═════ INPUT ROWS ═════
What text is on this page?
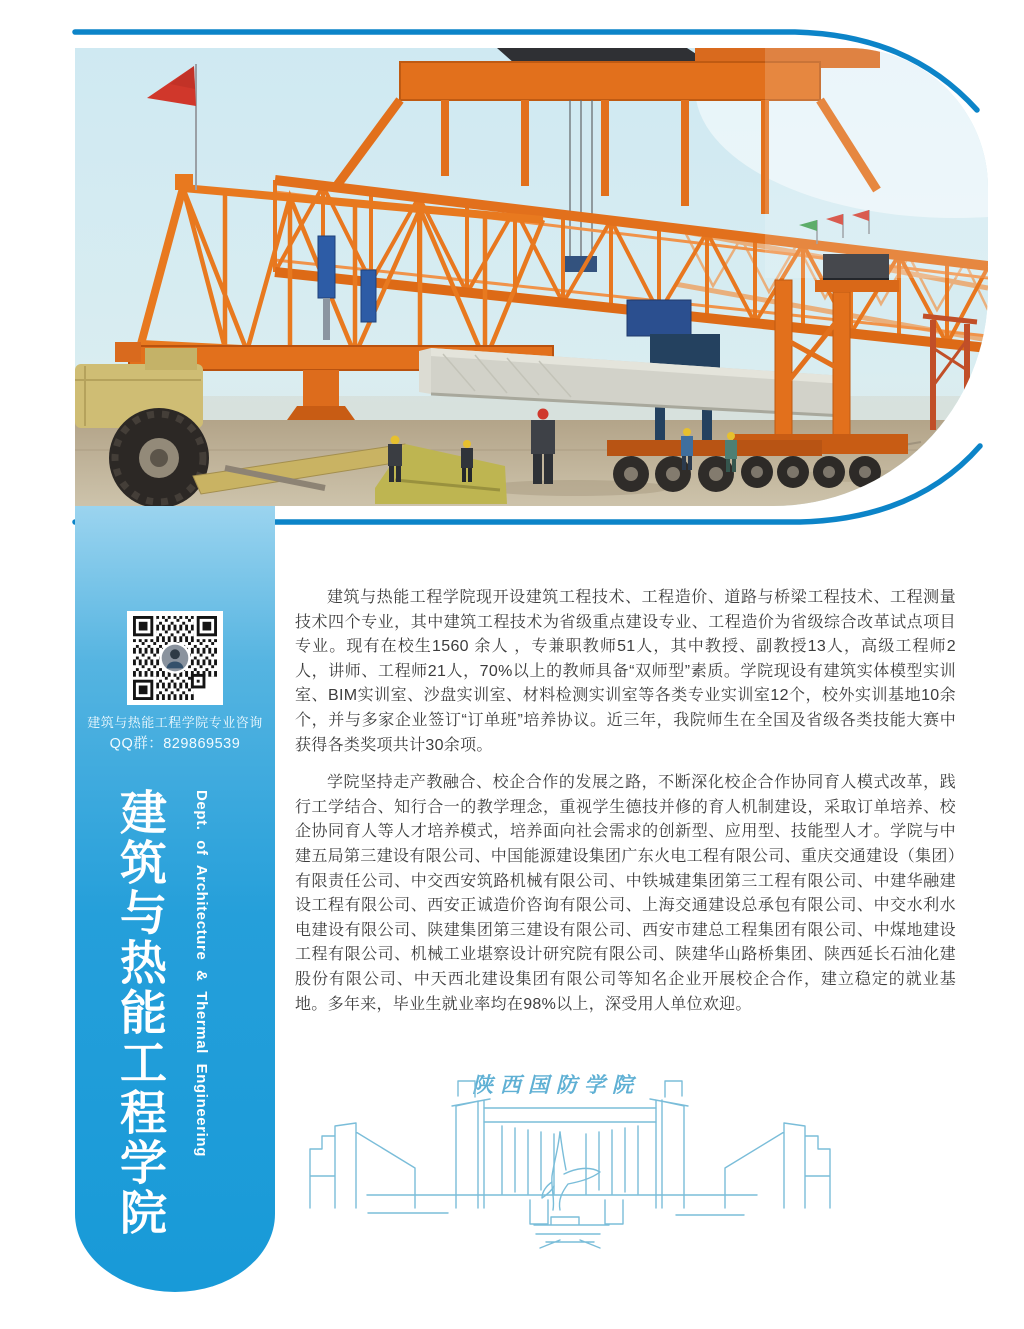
建筑与热能工程学院专业咨询
QQ群：829869539
建筑与热能工程学院 Dept. of Architecture & Thermal Engineering

建筑与热能工程学院现开设建筑工程技术、工程造价、道路与桥梁工程技术、工程测量技术四个专业，其中建筑工程技术为省级重点建设专业、工程造价为省级综合改革试点项目专业。现有在校生1560 余人 ，专兼职教师51人，其中教授、副教授13人，高级工程师2人，讲师、工程师21人，70%以上的教师具备“双师型”素质。学院现设有建筑实体模型实训室、BIM实训室、沙盘实训室、材料检测实训室等各类专业实训室12个，校外实训基地10余个，并与多家企业签订“订单班”培养协议。近三年，我院师生在全国及省级各类技能大赛中获得各类奖项共计30余项。

学院坚持走产教融合、校企合作的发展之路，不断深化校企合作协同育人模式改革，践行工学结合、知行合一的教学理念，重视学生德技并修的育人机制建设，采取订单培养、校企协同育人等人才培养模式，培养面向社会需求的创新型、应用型、技能型人才。学院与中建五局第三建设有限公司、中国能源建设集团广东火电工程有限公司、重庆交通建设（集团）有限责任公司、中交西安筑路机械有限公司、中铁城建集团第三工程有限公司、中建华融建设工程有限公司、西安正诚造价咨询有限公司、上海交通建设总承包有限公司、中交水利水电建设有限公司、陕建集团第三建设有限公司、西安市建总工程集团有限公司、中煤地建设工程有限公司、机械工业堪察设计研究院有限公司、陕建华山路桥集团、陕西延长石油化建股份有限公司、中天西北建设集团有限公司等知名企业开展校企合作，建立稳定的就业基地。多年来，毕业生就业率均在98%以上，深受用人单位欢迎。

陕西国防学院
═════
> [WORK REQUIRED]:
Reproduce all entries exactly. Pictures do not belong in the copy.

> [TASK RESULT]:
What text is on this page?
建筑与热能工程学院专业咨询
QQ群：829869539
建筑与热能工程学院 Dept. of Architecture & Thermal Engineering

建筑与热能工程学院现开设建筑工程技术、工程造价、道路与桥梁工程技术、工程测量技术四个专业，其中建筑工程技术为省级重点建设专业、工程造价为省级综合改革试点项目专业。现有在校生1560 余人 ，专兼职教师51人，其中教授、副教授13人，高级工程师2人，讲师、工程师21人，70%以上的教师具备“双师型”素质。学院现设有建筑实体模型实训室、BIM实训室、沙盘实训室、材料检测实训室等各类专业实训室12个，校外实训基地10余个，并与多家企业签订“订单班”培养协议。近三年，我院师生在全国及省级各类技能大赛中获得各类奖项共计30余项。

学院坚持走产教融合、校企合作的发展之路，不断深化校企合作协同育人模式改革，践行工学结合、知行合一的教学理念，重视学生德技并修的育人机制建设，采取订单培养、校企协同育人等人才培养模式，培养面向社会需求的创新型、应用型、技能型人才。学院与中建五局第三建设有限公司、中国能源建设集团广东火电工程有限公司、重庆交通建设（集团）有限责任公司、中交西安筑路机械有限公司、中铁城建集团第三工程有限公司、中建华融建设工程有限公司、西安正诚造价咨询有限公司、上海交通建设总承包有限公司、中交水利水电建设有限公司、陕建集团第三建设有限公司、西安市建总工程集团有限公司、中煤地建设工程有限公司、机械工业堪察设计研究院有限公司、陕建华山路桥集团、陕西延长石油化建股份有限公司、中天西北建设集团有限公司等知名企业开展校企合作，建立稳定的就业基地。多年来，毕业生就业率均在98%以上，深受用人单位欢迎。

陕西国防学院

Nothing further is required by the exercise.